**SUPPLIED DATA:**
§ §

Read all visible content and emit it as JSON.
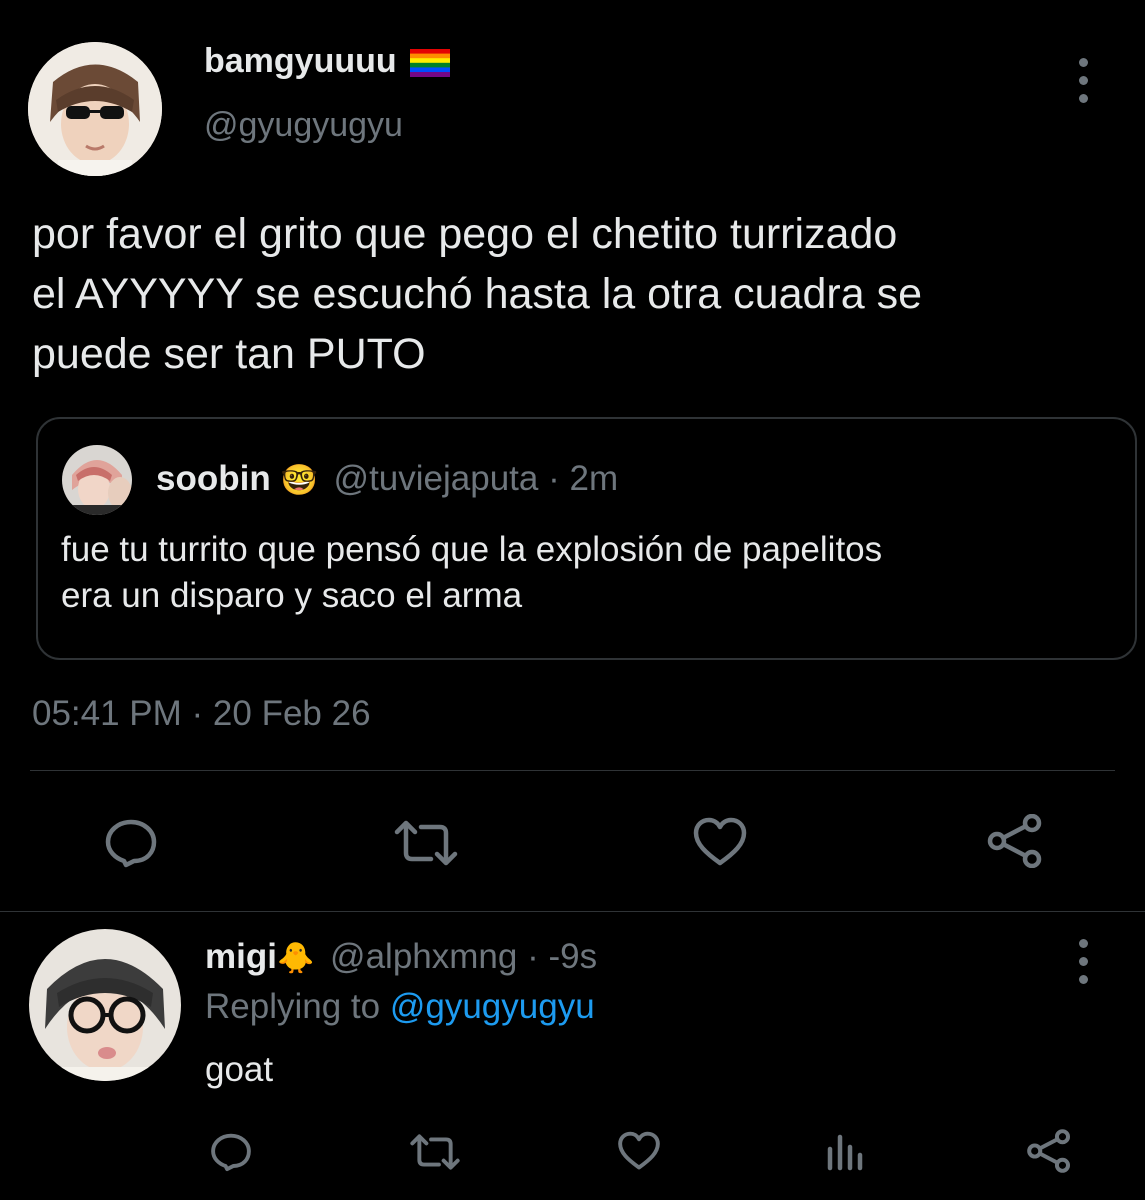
{
  "main_tweet": {
    "display_name": "bamgyuuuu",
    "name_emoji": "rainbow-flag-icon",
    "handle": "@gyugyugyu",
    "text_lines": [
      "por favor el grito que pego el chetito turrizado",
      "el AYYYYY se escuchó hasta la otra cuadra se",
      "puede ser tan PUTO"
    ],
    "timestamp": "05:41 PM · 20 Feb 26"
  },
  "quoted_tweet": {
    "display_name": "soobin",
    "name_emoji": "🤓",
    "handle": "@tuviejaputa",
    "time": "· 2m",
    "text_lines": [
      "fue tu turrito que pensó que la explosión de papelitos",
      "era un disparo y saco el arma"
    ]
  },
  "reply_tweet": {
    "display_name": "migi",
    "name_emoji": "🐥",
    "handle": "@alphxmng",
    "time": "· -9s",
    "replying_prefix": "Replying to",
    "replying_to": "@gyugyugyu",
    "text": "goat"
  },
  "colors": {
    "background": "#000000",
    "text": "#e7e9ea",
    "muted": "#6e767d",
    "link": "#1d9bf0",
    "border": "#2f3336"
  },
  "icons": {
    "main_actions": [
      "reply-icon",
      "retweet-icon",
      "like-icon",
      "share-icon"
    ],
    "reply_actions": [
      "reply-icon",
      "retweet-icon",
      "like-icon",
      "analytics-icon",
      "share-icon"
    ]
  }
}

§ §

**TASK STATEMENT:**
Keep the pictures out of your copy, and repeat every entry above exactly.

**OUTPUT BELOW:**
Read all visible content and emit it as JSON.
{
  "main_tweet": {
    "display_name": "bamgyuuuu",
    "name_emoji": "rainbow-flag-icon",
    "handle": "@gyugyugyu",
    "text_lines": [
      "por favor el grito que pego el chetito turrizado",
      "el AYYYYY se escuchó hasta la otra cuadra se",
      "puede ser tan PUTO"
    ],
    "timestamp": "05:41 PM · 20 Feb 26"
  },
  "quoted_tweet": {
    "display_name": "soobin",
    "name_emoji": "🤓",
    "handle": "@tuviejaputa",
    "time": "· 2m",
    "text_lines": [
      "fue tu turrito que pensó que la explosión de papelitos",
      "era un disparo y saco el arma"
    ]
  },
  "reply_tweet": {
    "display_name": "migi",
    "name_emoji": "🐥",
    "handle": "@alphxmng",
    "time": "· -9s",
    "replying_prefix": "Replying to",
    "replying_to": "@gyugyugyu",
    "text": "goat"
  },
  "colors": {
    "background": "#000000",
    "text": "#e7e9ea",
    "muted": "#6e767d",
    "link": "#1d9bf0",
    "border": "#2f3336"
  },
  "icons": {
    "main_actions": [
      "reply-icon",
      "retweet-icon",
      "like-icon",
      "share-icon"
    ],
    "reply_actions": [
      "reply-icon",
      "retweet-icon",
      "like-icon",
      "analytics-icon",
      "share-icon"
    ]
  }
}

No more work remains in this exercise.